**What you need to do**
Copy every line that contains the string "document" from the entries below.

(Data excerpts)
######

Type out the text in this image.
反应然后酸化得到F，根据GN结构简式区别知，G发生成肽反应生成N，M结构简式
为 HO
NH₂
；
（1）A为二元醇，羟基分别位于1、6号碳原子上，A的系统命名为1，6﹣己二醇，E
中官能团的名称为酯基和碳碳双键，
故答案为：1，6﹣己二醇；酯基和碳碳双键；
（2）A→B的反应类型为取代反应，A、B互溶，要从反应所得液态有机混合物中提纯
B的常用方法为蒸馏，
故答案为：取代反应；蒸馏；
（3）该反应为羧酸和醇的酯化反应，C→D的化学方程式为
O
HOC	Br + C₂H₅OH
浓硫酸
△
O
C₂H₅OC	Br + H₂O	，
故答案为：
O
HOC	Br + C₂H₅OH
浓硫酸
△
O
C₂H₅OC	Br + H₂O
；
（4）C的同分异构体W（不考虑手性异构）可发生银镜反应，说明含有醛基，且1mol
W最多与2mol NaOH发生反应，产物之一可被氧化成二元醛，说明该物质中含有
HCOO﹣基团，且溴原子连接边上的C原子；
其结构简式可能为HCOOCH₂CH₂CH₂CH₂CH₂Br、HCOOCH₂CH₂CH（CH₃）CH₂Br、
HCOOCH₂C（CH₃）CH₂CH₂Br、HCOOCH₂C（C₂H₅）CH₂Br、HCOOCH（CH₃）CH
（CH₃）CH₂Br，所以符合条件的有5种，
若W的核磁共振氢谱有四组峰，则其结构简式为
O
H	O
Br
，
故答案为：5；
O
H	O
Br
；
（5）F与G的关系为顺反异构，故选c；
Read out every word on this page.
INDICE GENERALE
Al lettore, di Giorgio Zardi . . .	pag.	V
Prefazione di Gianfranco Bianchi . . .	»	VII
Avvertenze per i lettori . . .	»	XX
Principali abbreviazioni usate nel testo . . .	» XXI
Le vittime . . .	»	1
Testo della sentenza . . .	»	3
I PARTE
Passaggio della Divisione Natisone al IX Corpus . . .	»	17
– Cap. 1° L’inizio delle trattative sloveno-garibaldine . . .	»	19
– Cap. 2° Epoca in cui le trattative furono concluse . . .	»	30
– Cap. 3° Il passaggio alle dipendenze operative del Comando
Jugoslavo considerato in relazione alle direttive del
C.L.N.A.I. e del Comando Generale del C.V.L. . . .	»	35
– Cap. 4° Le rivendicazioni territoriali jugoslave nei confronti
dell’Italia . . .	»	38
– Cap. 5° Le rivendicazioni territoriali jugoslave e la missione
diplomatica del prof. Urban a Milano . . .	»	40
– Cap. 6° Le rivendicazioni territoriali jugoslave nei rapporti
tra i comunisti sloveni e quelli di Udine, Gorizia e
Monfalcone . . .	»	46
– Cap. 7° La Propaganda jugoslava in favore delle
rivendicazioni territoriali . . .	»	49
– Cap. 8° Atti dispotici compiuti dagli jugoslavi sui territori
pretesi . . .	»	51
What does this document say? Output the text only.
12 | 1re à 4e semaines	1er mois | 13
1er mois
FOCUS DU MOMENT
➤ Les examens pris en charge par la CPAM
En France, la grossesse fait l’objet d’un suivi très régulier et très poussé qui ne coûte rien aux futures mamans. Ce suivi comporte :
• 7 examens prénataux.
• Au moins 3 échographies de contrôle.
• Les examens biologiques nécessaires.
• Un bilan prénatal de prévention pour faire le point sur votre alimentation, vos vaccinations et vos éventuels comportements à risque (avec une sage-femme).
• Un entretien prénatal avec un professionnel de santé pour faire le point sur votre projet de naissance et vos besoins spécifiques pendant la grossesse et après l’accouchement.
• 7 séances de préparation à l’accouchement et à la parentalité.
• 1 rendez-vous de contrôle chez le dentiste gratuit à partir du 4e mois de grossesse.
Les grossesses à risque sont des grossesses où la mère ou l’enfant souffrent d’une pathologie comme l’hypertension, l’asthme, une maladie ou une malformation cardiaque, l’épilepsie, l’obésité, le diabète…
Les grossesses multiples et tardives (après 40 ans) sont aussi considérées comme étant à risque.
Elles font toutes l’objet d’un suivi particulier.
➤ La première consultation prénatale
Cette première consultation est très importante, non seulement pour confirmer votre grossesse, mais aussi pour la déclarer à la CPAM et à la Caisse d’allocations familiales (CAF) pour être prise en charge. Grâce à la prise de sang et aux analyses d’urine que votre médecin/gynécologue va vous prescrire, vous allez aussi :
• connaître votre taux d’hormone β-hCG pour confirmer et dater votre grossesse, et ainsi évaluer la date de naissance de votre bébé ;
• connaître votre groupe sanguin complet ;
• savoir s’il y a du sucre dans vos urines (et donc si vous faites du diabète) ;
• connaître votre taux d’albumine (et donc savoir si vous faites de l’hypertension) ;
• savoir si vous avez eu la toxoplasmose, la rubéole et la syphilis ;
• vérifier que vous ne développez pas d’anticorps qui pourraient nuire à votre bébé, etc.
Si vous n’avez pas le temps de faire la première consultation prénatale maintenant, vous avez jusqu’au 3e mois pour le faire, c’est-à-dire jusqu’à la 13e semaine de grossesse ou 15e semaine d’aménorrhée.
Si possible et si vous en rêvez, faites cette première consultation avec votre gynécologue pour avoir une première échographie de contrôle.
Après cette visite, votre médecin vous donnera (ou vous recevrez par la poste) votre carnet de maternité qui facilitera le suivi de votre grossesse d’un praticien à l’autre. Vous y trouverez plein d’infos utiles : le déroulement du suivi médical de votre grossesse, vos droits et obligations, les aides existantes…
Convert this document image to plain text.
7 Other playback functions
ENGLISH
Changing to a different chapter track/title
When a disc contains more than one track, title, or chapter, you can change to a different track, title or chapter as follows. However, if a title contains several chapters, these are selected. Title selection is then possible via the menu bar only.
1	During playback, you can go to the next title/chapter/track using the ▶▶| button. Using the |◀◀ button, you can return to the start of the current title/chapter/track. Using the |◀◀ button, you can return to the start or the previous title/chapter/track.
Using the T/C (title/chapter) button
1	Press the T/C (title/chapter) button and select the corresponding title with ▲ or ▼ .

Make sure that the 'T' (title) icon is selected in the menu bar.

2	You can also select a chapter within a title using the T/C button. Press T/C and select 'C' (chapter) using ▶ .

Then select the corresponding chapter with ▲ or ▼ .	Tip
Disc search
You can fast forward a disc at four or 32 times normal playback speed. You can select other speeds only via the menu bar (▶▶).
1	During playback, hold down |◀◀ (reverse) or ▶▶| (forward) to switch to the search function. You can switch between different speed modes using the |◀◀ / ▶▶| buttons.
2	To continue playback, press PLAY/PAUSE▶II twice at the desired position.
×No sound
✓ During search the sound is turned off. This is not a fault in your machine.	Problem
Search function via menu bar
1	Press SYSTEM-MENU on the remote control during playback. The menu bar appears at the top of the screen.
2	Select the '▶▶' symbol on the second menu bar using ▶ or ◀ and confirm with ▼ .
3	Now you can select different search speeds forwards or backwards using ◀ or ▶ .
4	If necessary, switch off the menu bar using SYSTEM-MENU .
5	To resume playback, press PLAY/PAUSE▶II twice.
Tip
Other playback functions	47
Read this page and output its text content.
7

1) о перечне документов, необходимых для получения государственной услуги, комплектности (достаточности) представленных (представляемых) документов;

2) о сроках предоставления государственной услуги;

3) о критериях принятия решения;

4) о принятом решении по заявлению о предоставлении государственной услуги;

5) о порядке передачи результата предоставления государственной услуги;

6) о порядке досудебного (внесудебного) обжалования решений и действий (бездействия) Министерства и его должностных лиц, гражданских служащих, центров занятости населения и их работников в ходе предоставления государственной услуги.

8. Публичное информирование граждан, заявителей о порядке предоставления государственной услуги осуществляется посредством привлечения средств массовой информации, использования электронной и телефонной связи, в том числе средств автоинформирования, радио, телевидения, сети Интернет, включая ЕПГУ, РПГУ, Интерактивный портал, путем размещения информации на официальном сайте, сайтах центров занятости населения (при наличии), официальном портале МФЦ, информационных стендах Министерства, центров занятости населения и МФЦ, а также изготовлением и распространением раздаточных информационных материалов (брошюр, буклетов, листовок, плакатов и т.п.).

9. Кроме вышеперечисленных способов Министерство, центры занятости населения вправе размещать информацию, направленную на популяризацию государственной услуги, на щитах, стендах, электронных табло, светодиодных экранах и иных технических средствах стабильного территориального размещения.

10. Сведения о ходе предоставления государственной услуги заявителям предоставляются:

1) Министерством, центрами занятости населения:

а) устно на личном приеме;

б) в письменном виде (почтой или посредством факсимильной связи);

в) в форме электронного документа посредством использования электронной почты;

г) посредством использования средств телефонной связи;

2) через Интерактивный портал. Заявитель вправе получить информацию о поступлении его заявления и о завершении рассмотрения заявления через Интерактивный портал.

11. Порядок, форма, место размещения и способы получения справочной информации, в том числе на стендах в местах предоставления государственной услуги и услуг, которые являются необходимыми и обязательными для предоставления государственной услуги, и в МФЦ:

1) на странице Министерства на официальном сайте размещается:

######

**Task response**
What does this document say? Output the text only.
Convert this document image to plain text.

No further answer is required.